**Aim of the exercise**.
Take the material and output all of it exactly.

==== Material for the task

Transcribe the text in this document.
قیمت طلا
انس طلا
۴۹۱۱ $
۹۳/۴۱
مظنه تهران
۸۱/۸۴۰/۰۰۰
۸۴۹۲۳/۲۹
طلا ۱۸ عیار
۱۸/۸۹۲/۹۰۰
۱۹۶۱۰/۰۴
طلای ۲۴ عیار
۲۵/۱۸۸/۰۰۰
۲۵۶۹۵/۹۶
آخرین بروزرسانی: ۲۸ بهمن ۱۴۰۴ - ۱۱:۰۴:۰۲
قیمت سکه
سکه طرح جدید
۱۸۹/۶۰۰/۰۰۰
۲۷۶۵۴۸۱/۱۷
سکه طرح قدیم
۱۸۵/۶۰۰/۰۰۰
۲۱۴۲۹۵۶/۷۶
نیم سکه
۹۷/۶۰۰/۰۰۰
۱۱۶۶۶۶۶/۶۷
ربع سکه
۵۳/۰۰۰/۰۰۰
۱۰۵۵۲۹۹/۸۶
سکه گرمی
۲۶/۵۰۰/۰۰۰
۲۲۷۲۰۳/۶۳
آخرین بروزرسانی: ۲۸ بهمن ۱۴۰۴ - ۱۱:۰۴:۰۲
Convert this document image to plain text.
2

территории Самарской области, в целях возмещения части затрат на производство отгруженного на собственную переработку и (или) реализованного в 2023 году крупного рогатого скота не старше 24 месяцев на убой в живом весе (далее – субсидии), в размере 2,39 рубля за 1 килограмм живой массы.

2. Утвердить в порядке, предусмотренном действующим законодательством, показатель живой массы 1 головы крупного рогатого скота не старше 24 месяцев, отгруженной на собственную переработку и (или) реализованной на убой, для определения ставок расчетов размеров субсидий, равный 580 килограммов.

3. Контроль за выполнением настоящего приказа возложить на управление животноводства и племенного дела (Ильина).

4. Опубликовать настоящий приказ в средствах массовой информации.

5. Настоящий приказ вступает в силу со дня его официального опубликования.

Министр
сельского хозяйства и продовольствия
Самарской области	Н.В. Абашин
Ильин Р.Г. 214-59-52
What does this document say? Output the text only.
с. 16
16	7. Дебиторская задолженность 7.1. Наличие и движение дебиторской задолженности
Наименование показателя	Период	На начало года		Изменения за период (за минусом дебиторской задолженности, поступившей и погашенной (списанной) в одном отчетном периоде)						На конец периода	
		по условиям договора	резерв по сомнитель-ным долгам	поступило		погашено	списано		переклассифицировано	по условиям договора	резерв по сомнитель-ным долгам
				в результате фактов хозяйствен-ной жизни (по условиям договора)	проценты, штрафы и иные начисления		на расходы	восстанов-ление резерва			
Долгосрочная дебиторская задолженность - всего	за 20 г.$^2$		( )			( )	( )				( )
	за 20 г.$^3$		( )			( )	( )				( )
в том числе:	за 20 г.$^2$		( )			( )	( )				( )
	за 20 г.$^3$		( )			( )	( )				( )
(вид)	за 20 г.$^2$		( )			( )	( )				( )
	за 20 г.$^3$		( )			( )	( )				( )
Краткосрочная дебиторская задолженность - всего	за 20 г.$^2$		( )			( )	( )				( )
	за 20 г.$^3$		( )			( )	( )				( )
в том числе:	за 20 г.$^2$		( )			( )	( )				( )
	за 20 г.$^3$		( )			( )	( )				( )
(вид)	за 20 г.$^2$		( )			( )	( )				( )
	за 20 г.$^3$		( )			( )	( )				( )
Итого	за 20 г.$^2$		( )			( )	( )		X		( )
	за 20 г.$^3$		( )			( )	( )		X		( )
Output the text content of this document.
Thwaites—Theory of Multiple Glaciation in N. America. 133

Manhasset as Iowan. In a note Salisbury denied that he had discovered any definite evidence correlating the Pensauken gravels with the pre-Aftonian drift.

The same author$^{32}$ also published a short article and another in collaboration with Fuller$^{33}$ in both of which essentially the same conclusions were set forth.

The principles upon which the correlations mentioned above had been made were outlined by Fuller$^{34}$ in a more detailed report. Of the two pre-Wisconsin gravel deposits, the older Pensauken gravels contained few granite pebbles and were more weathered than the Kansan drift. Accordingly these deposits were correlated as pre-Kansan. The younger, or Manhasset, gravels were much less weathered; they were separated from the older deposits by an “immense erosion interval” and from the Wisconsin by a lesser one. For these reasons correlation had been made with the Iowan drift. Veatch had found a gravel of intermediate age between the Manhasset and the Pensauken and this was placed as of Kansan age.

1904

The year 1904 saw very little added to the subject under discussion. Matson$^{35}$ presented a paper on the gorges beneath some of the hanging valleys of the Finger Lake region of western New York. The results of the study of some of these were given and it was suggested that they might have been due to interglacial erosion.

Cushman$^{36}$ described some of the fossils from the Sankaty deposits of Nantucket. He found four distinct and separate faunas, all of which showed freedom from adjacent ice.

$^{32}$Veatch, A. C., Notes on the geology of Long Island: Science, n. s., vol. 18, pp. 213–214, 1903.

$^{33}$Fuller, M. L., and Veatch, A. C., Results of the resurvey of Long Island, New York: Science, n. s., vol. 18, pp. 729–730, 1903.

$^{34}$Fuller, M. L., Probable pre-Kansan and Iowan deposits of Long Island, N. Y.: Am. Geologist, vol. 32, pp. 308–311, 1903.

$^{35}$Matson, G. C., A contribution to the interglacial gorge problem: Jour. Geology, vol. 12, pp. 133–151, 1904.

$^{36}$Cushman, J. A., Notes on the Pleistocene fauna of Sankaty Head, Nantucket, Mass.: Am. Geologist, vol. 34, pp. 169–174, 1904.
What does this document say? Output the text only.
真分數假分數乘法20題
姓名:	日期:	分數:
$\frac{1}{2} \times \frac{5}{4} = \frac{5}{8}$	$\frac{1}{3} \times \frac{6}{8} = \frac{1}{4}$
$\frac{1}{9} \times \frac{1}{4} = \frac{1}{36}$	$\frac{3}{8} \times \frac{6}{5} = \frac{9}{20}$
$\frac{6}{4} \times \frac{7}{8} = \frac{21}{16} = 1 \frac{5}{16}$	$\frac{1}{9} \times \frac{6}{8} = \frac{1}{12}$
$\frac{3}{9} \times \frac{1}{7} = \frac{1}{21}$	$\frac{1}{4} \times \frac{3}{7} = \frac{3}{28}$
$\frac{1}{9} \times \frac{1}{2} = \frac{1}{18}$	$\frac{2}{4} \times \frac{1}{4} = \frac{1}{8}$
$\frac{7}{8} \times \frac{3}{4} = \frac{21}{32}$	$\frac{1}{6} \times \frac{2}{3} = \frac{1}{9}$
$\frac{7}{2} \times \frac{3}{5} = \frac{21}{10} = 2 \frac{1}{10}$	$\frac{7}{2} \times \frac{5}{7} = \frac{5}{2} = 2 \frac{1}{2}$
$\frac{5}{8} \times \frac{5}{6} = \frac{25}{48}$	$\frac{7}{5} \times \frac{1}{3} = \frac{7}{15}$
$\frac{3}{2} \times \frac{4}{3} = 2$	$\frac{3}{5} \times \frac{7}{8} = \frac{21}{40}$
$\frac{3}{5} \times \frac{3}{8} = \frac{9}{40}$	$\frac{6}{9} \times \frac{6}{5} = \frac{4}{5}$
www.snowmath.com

========

**Response for this exercise**.
Transcribe the text in this document.
قیمت طلا
انس طلا
۴۹۱۱ $
۹۳/۴۱
مظنه تهران
۸۱/۸۴۰/۰۰۰
۸۴۹۲۳/۲۹
طلا ۱۸ عیار
۱۸/۸۹۲/۹۰۰
۱۹۶۱۰/۰۴
طلای ۲۴ عیار
۲۵/۱۸۸/۰۰۰
۲۵۶۹۵/۹۶
آخرین بروزرسانی: ۲۸ بهمن ۱۴۰۴ - ۱۱:۰۴:۰۲
قیمت سکه
سکه طرح جدید
۱۸۹/۶۰۰/۰۰۰
۲۷۶۵۴۸۱/۱۷
سکه طرح قدیم
۱۸۵/۶۰۰/۰۰۰
۲۱۴۲۹۵۶/۷۶
نیم سکه
۹۷/۶۰۰/۰۰۰
۱۱۶۶۶۶۶/۶۷
ربع سکه
۵۳/۰۰۰/۰۰۰
۱۰۵۵۲۹۹/۸۶
سکه گرمی
۲۶/۵۰۰/۰۰۰
۲۲۷۲۰۳/۶۳
آخرین بروزرسانی: ۲۸ بهمن ۱۴۰۴ - ۱۱:۰۴:۰۲
Convert this document image to plain text.
2

территории Самарской области, в целях возмещения части затрат на производство отгруженного на собственную переработку и (или) реализованного в 2023 году крупного рогатого скота не старше 24 месяцев на убой в живом весе (далее – субсидии), в размере 2,39 рубля за 1 килограмм живой массы.

2. Утвердить в порядке, предусмотренном действующим законодательством, показатель живой массы 1 головы крупного рогатого скота не старше 24 месяцев, отгруженной на собственную переработку и (или) реализованной на убой, для определения ставок расчетов размеров субсидий, равный 580 килограммов.

3. Контроль за выполнением настоящего приказа возложить на управление животноводства и племенного дела (Ильина).

4. Опубликовать настоящий приказ в средствах массовой информации.

5. Настоящий приказ вступает в силу со дня его официального опубликования.

Министр
сельского хозяйства и продовольствия
Самарской области	Н.В. Абашин
Ильин Р.Г. 214-59-52
What does this document say? Output the text only.
с. 16
16	7. Дебиторская задолженность 7.1. Наличие и движение дебиторской задолженности
Наименование показателя	Период	На начало года		Изменения за период (за минусом дебиторской задолженности, поступившей и погашенной (списанной) в одном отчетном периоде)						На конец периода	
		по условиям договора	резерв по сомнитель-ным долгам	поступило		погашено	списано		переклассифицировано	по условиям договора	резерв по сомнитель-ным долгам
				в результате фактов хозяйствен-ной жизни (по условиям договора)	проценты, штрафы и иные начисления		на расходы	восстанов-ление резерва			
Долгосрочная дебиторская задолженность - всего	за 20 г.$^2$		( )			( )	( )				( )
	за 20 г.$^3$		( )			( )	( )				( )
в том числе:	за 20 г.$^2$		( )			( )	( )				( )
	за 20 г.$^3$		( )			( )	( )				( )
(вид)	за 20 г.$^2$		( )			( )	( )				( )
	за 20 г.$^3$		( )			( )	( )				( )
Краткосрочная дебиторская задолженность - всего	за 20 г.$^2$		( )			( )	( )				( )
	за 20 г.$^3$		( )			( )	( )				( )
в том числе:	за 20 г.$^2$		( )			( )	( )				( )
	за 20 г.$^3$		( )			( )	( )				( )
(вид)	за 20 г.$^2$		( )			( )	( )				( )
	за 20 г.$^3$		( )			( )	( )				( )
Итого	за 20 г.$^2$		( )			( )	( )		X		( )
	за 20 г.$^3$		( )			( )	( )		X		( )
Output the text content of this document.
Thwaites—Theory of Multiple Glaciation in N. America. 133

Manhasset as Iowan. In a note Salisbury denied that he had discovered any definite evidence correlating the Pensauken gravels with the pre-Aftonian drift.

The same author$^{32}$ also published a short article and another in collaboration with Fuller$^{33}$ in both of which essentially the same conclusions were set forth.

The principles upon which the correlations mentioned above had been made were outlined by Fuller$^{34}$ in a more detailed report. Of the two pre-Wisconsin gravel deposits, the older Pensauken gravels contained few granite pebbles and were more weathered than the Kansan drift. Accordingly these deposits were correlated as pre-Kansan. The younger, or Manhasset, gravels were much less weathered; they were separated from the older deposits by an “immense erosion interval” and from the Wisconsin by a lesser one. For these reasons correlation had been made with the Iowan drift. Veatch had found a gravel of intermediate age between the Manhasset and the Pensauken and this was placed as of Kansan age.

1904

The year 1904 saw very little added to the subject under discussion. Matson$^{35}$ presented a paper on the gorges beneath some of the hanging valleys of the Finger Lake region of western New York. The results of the study of some of these were given and it was suggested that they might have been due to interglacial erosion.

Cushman$^{36}$ described some of the fossils from the Sankaty deposits of Nantucket. He found four distinct and separate faunas, all of which showed freedom from adjacent ice.

$^{32}$Veatch, A. C., Notes on the geology of Long Island: Science, n. s., vol. 18, pp. 213–214, 1903.

$^{33}$Fuller, M. L., and Veatch, A. C., Results of the resurvey of Long Island, New York: Science, n. s., vol. 18, pp. 729–730, 1903.

$^{34}$Fuller, M. L., Probable pre-Kansan and Iowan deposits of Long Island, N. Y.: Am. Geologist, vol. 32, pp. 308–311, 1903.

$^{35}$Matson, G. C., A contribution to the interglacial gorge problem: Jour. Geology, vol. 12, pp. 133–151, 1904.

$^{36}$Cushman, J. A., Notes on the Pleistocene fauna of Sankaty Head, Nantucket, Mass.: Am. Geologist, vol. 34, pp. 169–174, 1904.
What does this document say? Output the text only.
真分數假分數乘法20題
姓名:	日期:	分數:
$\frac{1}{2} \times \frac{5}{4} = \frac{5}{8}$	$\frac{1}{3} \times \frac{6}{8} = \frac{1}{4}$
$\frac{1}{9} \times \frac{1}{4} = \frac{1}{36}$	$\frac{3}{8} \times \frac{6}{5} = \frac{9}{20}$
$\frac{6}{4} \times \frac{7}{8} = \frac{21}{16} = 1 \frac{5}{16}$	$\frac{1}{9} \times \frac{6}{8} = \frac{1}{12}$
$\frac{3}{9} \times \frac{1}{7} = \frac{1}{21}$	$\frac{1}{4} \times \frac{3}{7} = \frac{3}{28}$
$\frac{1}{9} \times \frac{1}{2} = \frac{1}{18}$	$\frac{2}{4} \times \frac{1}{4} = \frac{1}{8}$
$\frac{7}{8} \times \frac{3}{4} = \frac{21}{32}$	$\frac{1}{6} \times \frac{2}{3} = \frac{1}{9}$
$\frac{7}{2} \times \frac{3}{5} = \frac{21}{10} = 2 \frac{1}{10}$	$\frac{7}{2} \times \frac{5}{7} = \frac{5}{2} = 2 \frac{1}{2}$
$\frac{5}{8} \times \frac{5}{6} = \frac{25}{48}$	$\frac{7}{5} \times \frac{1}{3} = \frac{7}{15}$
$\frac{3}{2} \times \frac{4}{3} = 2$	$\frac{3}{5} \times \frac{7}{8} = \frac{21}{40}$
$\frac{3}{5} \times \frac{3}{8} = \frac{9}{40}$	$\frac{6}{9} \times \frac{6}{5} = \frac{4}{5}$
www.snowmath.com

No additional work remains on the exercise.